- EXERCISE AIM
Each entry below should be written out exactly as it is, with no pictures.

***** EXTRACTED RECORDS *****

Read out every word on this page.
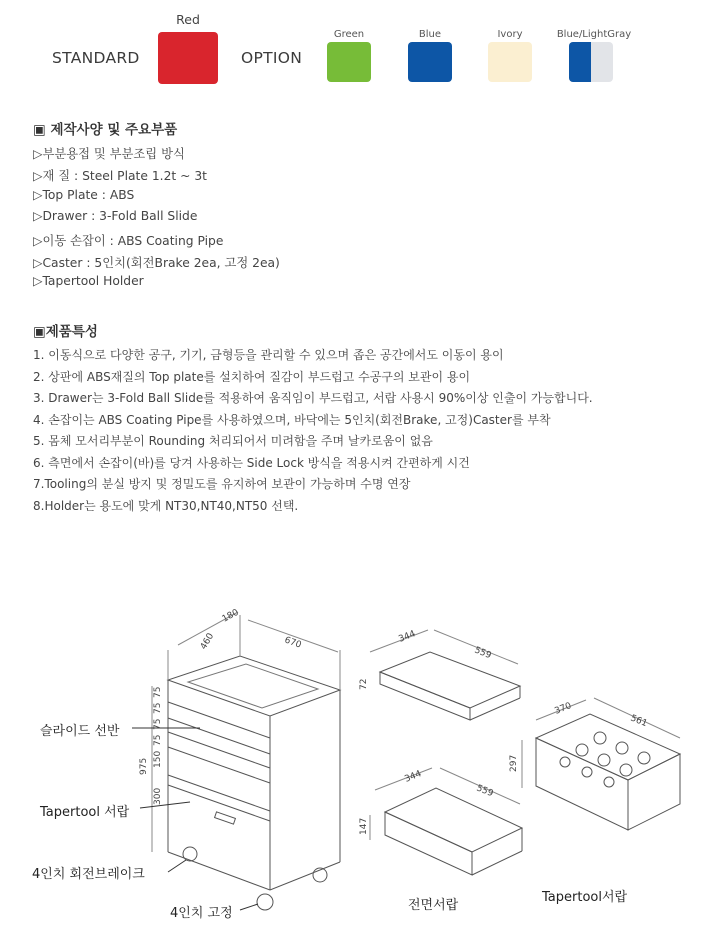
STANDARD
Red
OPTION
Green	Blue	Ivory	Blue/LightGray
▣ 제작사양 및 주요부품
▷부분용접 및 부분조립 방식
▷재 질 : Steel Plate 1.2t ~ 3t
▷Top Plate : ABS
▷Drawer : 3-Fold Ball Slide
▷이동 손잡이 : ABS Coating Pipe
▷Caster : 5인치(회전Brake 2ea, 고정 2ea)
▷Tapertool Holder
▣제품특성
1. 이동식으로 다양한 공구, 기기, 금형등을 관리할 수 있으며 좁은 공간에서도 이동이 용이
2. 상판에 ABS재질의 Top plate를 설치하여 질감이 부드럽고 수공구의 보관이 용이
3. Drawer는 3-Fold Ball Slide를 적용하여 움직임이 부드럽고, 서랍 사용시 90%이상 인출이 가능합니다.
4. 손잡이는 ABS Coating Pipe를 사용하였으며, 바닥에는 5인치(회전Brake, 고정)Caster를 부착
5. 몸체 모서리부분이 Rounding 처리되어서 미려함을 주며 날카로움이 없음
6. 측면에서 손잡이(바)를 당겨 사용하는 Side Lock 방식을 적용시켜 간편하게 시건
7.Tooling의 분실 방지 및 정밀도를 유지하여 보관이 가능하며 수명 연장
8.Holder는 용도에 맞게 NT30,NT40,NT50 선택.
180
460	670
975
75
75
75
75
150
300
344
559
72
344
559
147
370
561
297
슬라이드 선반
Tapertool 서랍
4인치 회전브레이크
4인치 고정
전면서랍
Tapertool서랍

*****

- RESPONSE TO THIS EXERCISE
Read out every word on this page.
STANDARD
Red
OPTION
Green	Blue	Ivory	Blue/LightGray
▣ 제작사양 및 주요부품
▷부분용접 및 부분조립 방식
▷재 질 : Steel Plate 1.2t ~ 3t
▷Top Plate : ABS
▷Drawer : 3-Fold Ball Slide
▷이동 손잡이 : ABS Coating Pipe
▷Caster : 5인치(회전Brake 2ea, 고정 2ea)
▷Tapertool Holder
▣제품특성
1. 이동식으로 다양한 공구, 기기, 금형등을 관리할 수 있으며 좁은 공간에서도 이동이 용이
2. 상판에 ABS재질의 Top plate를 설치하여 질감이 부드럽고 수공구의 보관이 용이
3. Drawer는 3-Fold Ball Slide를 적용하여 움직임이 부드럽고, 서랍 사용시 90%이상 인출이 가능합니다.
4. 손잡이는 ABS Coating Pipe를 사용하였으며, 바닥에는 5인치(회전Brake, 고정)Caster를 부착
5. 몸체 모서리부분이 Rounding 처리되어서 미려함을 주며 날카로움이 없음
6. 측면에서 손잡이(바)를 당겨 사용하는 Side Lock 방식을 적용시켜 간편하게 시건
7.Tooling의 분실 방지 및 정밀도를 유지하여 보관이 가능하며 수명 연장
8.Holder는 용도에 맞게 NT30,NT40,NT50 선택.
180
460	670
975
75
75
75
75
150
300
344
559
72
344
559
147
370
561
297
슬라이드 선반
Tapertool 서랍
4인치 회전브레이크
4인치 고정
전면서랍
Tapertool서랍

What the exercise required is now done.